Exercise aim: Look through the listing below and give the number of lines that hold "Chile". Say nothing more.

Provided data:
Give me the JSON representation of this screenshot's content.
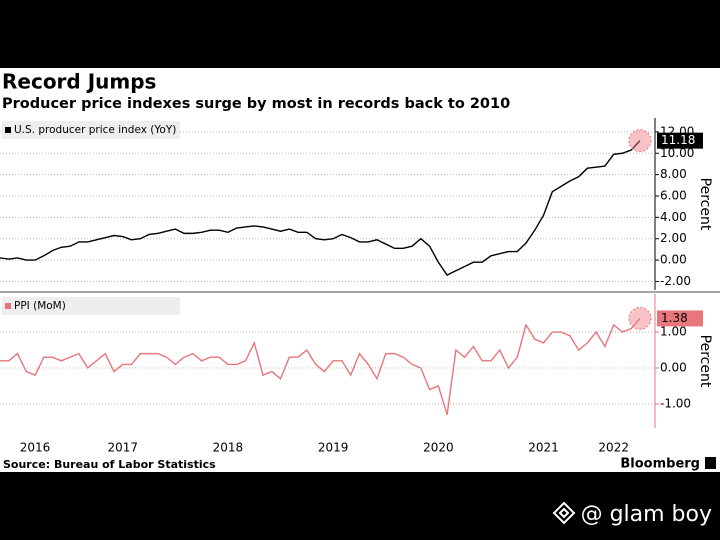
{
  "chart_data": [
    {
      "type": "line",
      "title": "Record Jumps",
      "subtitle": "Producer price indexes surge by most in records back to 2010",
      "ylabel": "Percent",
      "series": [
        {
          "name": "U.S. producer price index (YoY)",
          "color": "#000000",
          "values": [
            0.2,
            0.1,
            0.2,
            0.0,
            0.0,
            0.4,
            0.9,
            1.2,
            1.3,
            1.7,
            1.7,
            1.9,
            2.1,
            2.3,
            2.2,
            1.9,
            2.0,
            2.4,
            2.5,
            2.7,
            2.9,
            2.5,
            2.5,
            2.6,
            2.8,
            2.8,
            2.6,
            3.0,
            3.1,
            3.2,
            3.1,
            2.9,
            2.7,
            2.9,
            2.6,
            2.6,
            2.0,
            1.9,
            2.0,
            2.4,
            2.1,
            1.7,
            1.7,
            1.9,
            1.5,
            1.1,
            1.1,
            1.3,
            2.0,
            1.3,
            -0.2,
            -1.4,
            -1.0,
            -0.6,
            -0.2,
            -0.2,
            0.4,
            0.6,
            0.8,
            0.8,
            1.6,
            2.8,
            4.2,
            6.4,
            6.9,
            7.4,
            7.8,
            8.6,
            8.7,
            8.8,
            9.9,
            10.0,
            10.3,
            11.18
          ]
        }
      ],
      "ylim": [
        -2.8,
        13.3
      ],
      "yticks": [
        {
          "value": -2,
          "label": "-2.00"
        },
        {
          "value": 0,
          "label": "0.00"
        },
        {
          "value": 2,
          "label": "2.00"
        },
        {
          "value": 4,
          "label": "4.00"
        },
        {
          "value": 6,
          "label": "6.00"
        },
        {
          "value": 8,
          "label": "8.00"
        },
        {
          "value": 10,
          "label": "10.00"
        },
        {
          "value": 12,
          "label": "12.00"
        }
      ],
      "grid": true
    },
    {
      "type": "line",
      "ylabel": "Percent",
      "categories": [
        null,
        null,
        null,
        null,
        "2016",
        null,
        null,
        null,
        null,
        null,
        null,
        null,
        null,
        null,
        "2017",
        null,
        null,
        null,
        null,
        null,
        null,
        null,
        null,
        null,
        null,
        null,
        "2018",
        null,
        null,
        null,
        null,
        null,
        null,
        null,
        null,
        null,
        null,
        null,
        "2019",
        null,
        null,
        null,
        null,
        null,
        null,
        null,
        null,
        null,
        null,
        null,
        "2020",
        null,
        null,
        null,
        null,
        null,
        null,
        null,
        null,
        null,
        null,
        null,
        "2021",
        null,
        null,
        null,
        null,
        null,
        null,
        null,
        "2022",
        null,
        null,
        null
      ],
      "series": [
        {
          "name": "PPI (MoM)",
          "color": "#e8767a",
          "values": [
            0.2,
            0.2,
            0.4,
            -0.1,
            -0.2,
            0.3,
            0.3,
            0.2,
            0.3,
            0.4,
            0.0,
            0.2,
            0.4,
            -0.1,
            0.1,
            0.1,
            0.4,
            0.4,
            0.4,
            0.3,
            0.1,
            0.3,
            0.4,
            0.2,
            0.3,
            0.3,
            0.1,
            0.1,
            0.2,
            0.7,
            -0.2,
            -0.1,
            -0.3,
            0.3,
            0.3,
            0.5,
            0.1,
            -0.1,
            0.2,
            0.2,
            -0.2,
            0.4,
            0.1,
            -0.3,
            0.4,
            0.4,
            0.3,
            0.1,
            0.0,
            -0.6,
            -0.5,
            -1.3,
            0.5,
            0.3,
            0.6,
            0.2,
            0.2,
            0.5,
            0.0,
            0.3,
            1.2,
            0.8,
            0.7,
            1.0,
            1.0,
            0.9,
            0.5,
            0.7,
            1.0,
            0.6,
            1.2,
            1.0,
            1.1,
            1.38
          ]
        }
      ],
      "ylim": [
        -1.67,
        2.06
      ],
      "yticks": [
        {
          "value": -1,
          "label": "-1.00"
        },
        {
          "value": 0,
          "label": "0.00"
        },
        {
          "value": 1,
          "label": "1.00"
        }
      ],
      "grid": true
    }
  ],
  "source": "Source: Bureau of Labor Statistics",
  "logo": "Bloomberg",
  "watermark": "@ glam boy"
}
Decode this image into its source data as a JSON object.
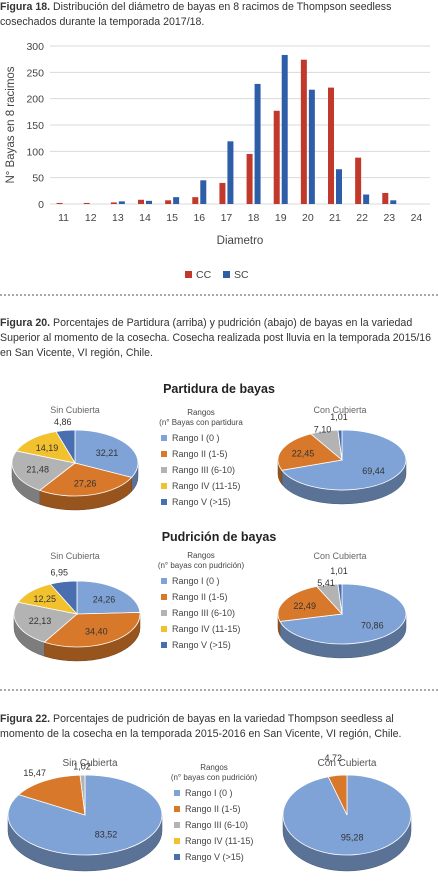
{
  "fig18": {
    "label": "Figura 18.",
    "text": "Distribución del diámetro de bayas en 8 racimos de Thompson seedless cosechados durante la temporada 2017/18."
  },
  "fig20": {
    "label": "Figura 20.",
    "text": "Porcentajes de Partidura (arriba) y pudrición (abajo) de bayas en la variedad Superior al momento de la cosecha. Cosecha realizada post lluvia en la temporada 2015/16 en San Vicente, VI región, Chile."
  },
  "fig22": {
    "label": "Figura 22.",
    "text": "Porcentajes de pudrición de bayas en la variedad Thompson seedless al momento de la cosecha en la temporada 2015-2016 en San Vicente, VI región, Chile."
  },
  "colors": {
    "cc": "#c0392b",
    "sc": "#2e5ea8",
    "rango1": "#7fa3d6",
    "rango2": "#d8782a",
    "rango3": "#b3b3b3",
    "rango4": "#f2c12e",
    "rango5": "#4a6fb0"
  },
  "legends": {
    "partidura_title": "Rangos",
    "partidura_subtitle": "(n° Bayas con partidura",
    "pudricion_title": "Rangos",
    "pudricion_subtitle": "(n° bayas con pudrición)",
    "items": [
      "Rango I (0 )",
      "Rango II (1-5)",
      "Rango III (6-10)",
      "Rango IV (11-15)",
      "Rango V (>15)"
    ]
  },
  "chart_data": [
    {
      "type": "bar",
      "title": "",
      "xlabel": "Diametro",
      "ylabel": "N° Bayas en 8 racimos",
      "ylim": [
        0,
        300
      ],
      "yticks": [
        0,
        50,
        100,
        150,
        200,
        250,
        300
      ],
      "categories": [
        "11",
        "12",
        "13",
        "14",
        "15",
        "16",
        "17",
        "18",
        "19",
        "20",
        "21",
        "22",
        "23",
        "24"
      ],
      "series": [
        {
          "name": "CC",
          "values": [
            2,
            2,
            3,
            8,
            7,
            13,
            40,
            95,
            177,
            274,
            221,
            88,
            21,
            0
          ]
        },
        {
          "name": "SC",
          "values": [
            0,
            0,
            5,
            6,
            13,
            45,
            119,
            228,
            283,
            217,
            66,
            18,
            7,
            0
          ]
        }
      ],
      "legend": "bottom",
      "grid": true
    },
    {
      "type": "pie",
      "title": "Partidura de bayas",
      "name": "Sin Cubierta",
      "values": [
        32.21,
        27.26,
        21.48,
        14.19,
        4.86
      ],
      "labels": [
        "32,21",
        "27,26",
        "21,48",
        "14,19",
        "4,86"
      ]
    },
    {
      "type": "pie",
      "title": "Partidura de bayas",
      "name": "Con Cubierta",
      "values": [
        69.44,
        22.45,
        7.1,
        0,
        1.01
      ],
      "labels": [
        "69,44",
        "22,45",
        "7,10",
        "",
        "1,01"
      ]
    },
    {
      "type": "pie",
      "title": "Pudrición de bayas",
      "name": "Sin Cubierta",
      "values": [
        24.26,
        34.4,
        22.13,
        12.25,
        6.95
      ],
      "labels": [
        "24,26",
        "34,40",
        "22,13",
        "12,25",
        "6,95"
      ]
    },
    {
      "type": "pie",
      "title": "Pudrición de bayas",
      "name": "Con Cubierta",
      "values": [
        70.86,
        22.49,
        5.41,
        0,
        1.01
      ],
      "labels": [
        "70,86",
        "22,49",
        "5,41",
        "",
        "1,01"
      ]
    },
    {
      "type": "pie",
      "title": "",
      "name": "Sin Cubierta",
      "values": [
        83.52,
        15.47,
        1.02,
        0,
        0
      ],
      "labels": [
        "83,52",
        "15,47",
        "1,02",
        "",
        ""
      ]
    },
    {
      "type": "pie",
      "title": "",
      "name": "Con Cubierta",
      "values": [
        95.28,
        4.72,
        0,
        0,
        0
      ],
      "labels": [
        "95,28",
        "4,72",
        "",
        "",
        ""
      ]
    }
  ]
}
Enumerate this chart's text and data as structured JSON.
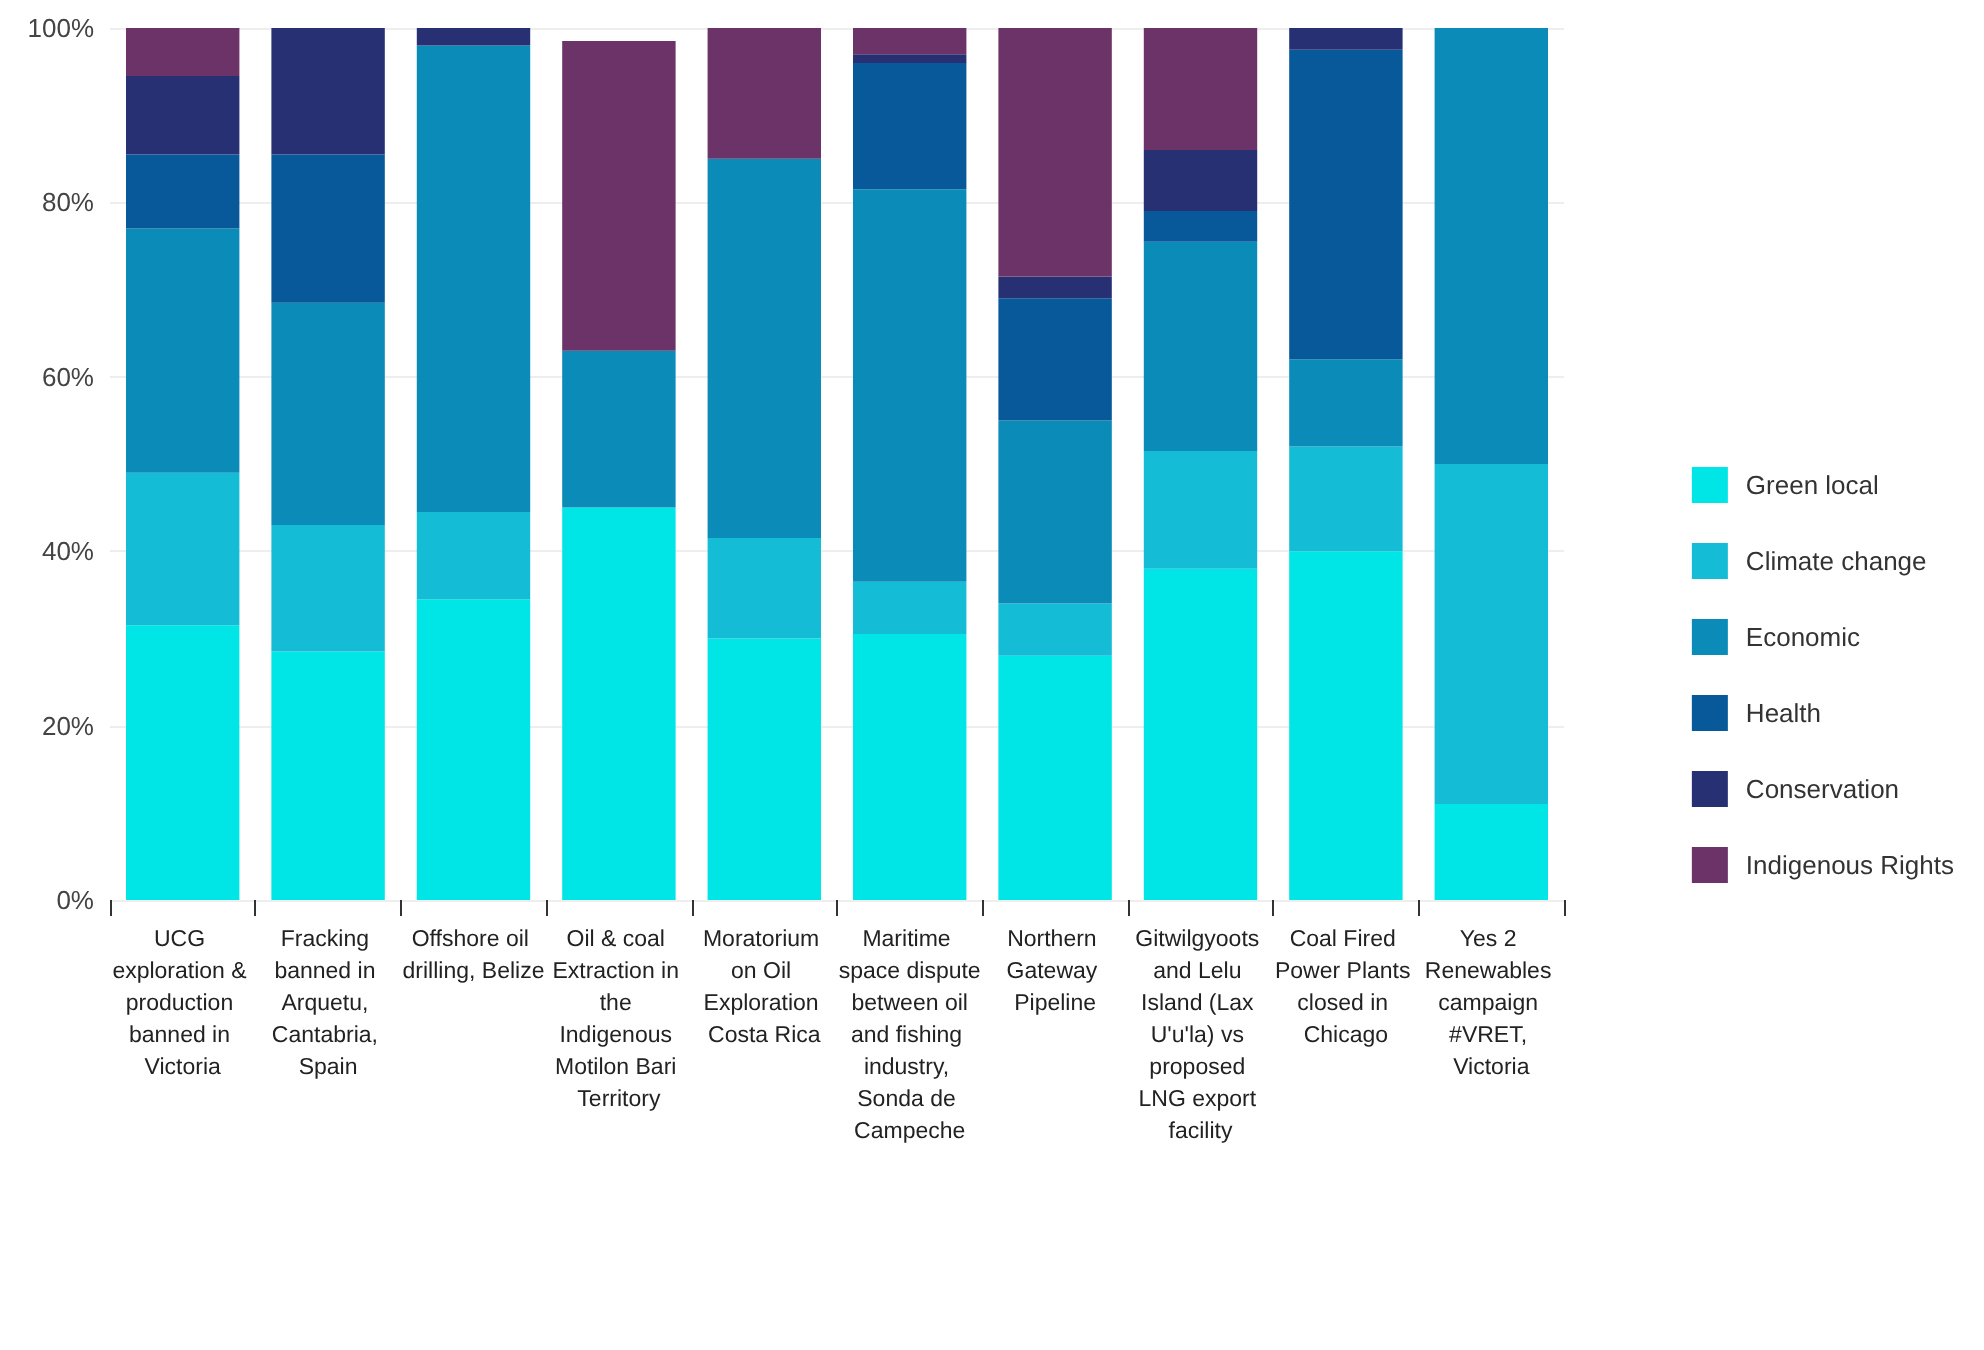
{
  "chart_data": {
    "type": "bar",
    "stacked": true,
    "categories": [
      "UCG exploration & production banned in Victoria",
      "Fracking banned in Arquetu, Cantabria, Spain",
      "Offshore oil drilling, Belize",
      "Oil & coal Extraction in the Indigenous Motilon Bari Territory",
      "Moratorium on Oil Exploration Costa Rica",
      "Maritime space dispute between oil and fishing industry, Sonda de Campeche",
      "Northern Gateway Pipeline",
      "Gitwilgyoots and Lelu Island (Lax U'u'la) vs proposed LNG export facility",
      "Coal Fired Power Plants closed in Chicago",
      "Yes 2 Renewables campaign #VRET, Victoria"
    ],
    "series": [
      {
        "name": "Green local",
        "color": "#00e5e5",
        "values": [
          31.5,
          28.5,
          34.5,
          45,
          30,
          30.5,
          28,
          38,
          40,
          11
        ]
      },
      {
        "name": "Climate change",
        "color": "#14bcd6",
        "values": [
          17.5,
          14.5,
          10,
          0,
          11.5,
          6,
          6,
          13.5,
          12,
          39
        ]
      },
      {
        "name": "Economic",
        "color": "#0a8bb8",
        "values": [
          28,
          25.5,
          53.5,
          18,
          43.5,
          45,
          21,
          24,
          10,
          50
        ]
      },
      {
        "name": "Health",
        "color": "#07599a",
        "values": [
          8.5,
          17,
          0,
          0,
          0,
          14.5,
          14,
          3.5,
          35.5,
          0
        ]
      },
      {
        "name": "Conservation",
        "color": "#283074",
        "values": [
          9,
          14.5,
          2,
          0,
          0,
          1,
          2.5,
          7,
          2.5,
          0
        ]
      },
      {
        "name": "Indigenous Rights",
        "color": "#6b3367",
        "values": [
          5.5,
          0,
          0,
          35.5,
          15,
          3,
          28.5,
          14,
          0,
          0
        ]
      }
    ],
    "ylim": [
      0,
      100
    ],
    "yticks": [
      {
        "value": 0,
        "label": "0%"
      },
      {
        "value": 20,
        "label": "20%"
      },
      {
        "value": 40,
        "label": "40%"
      },
      {
        "value": 60,
        "label": "60%"
      },
      {
        "value": 80,
        "label": "80%"
      },
      {
        "value": 100,
        "label": "100%"
      }
    ],
    "grid": "y",
    "legend": "right"
  }
}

The result: 2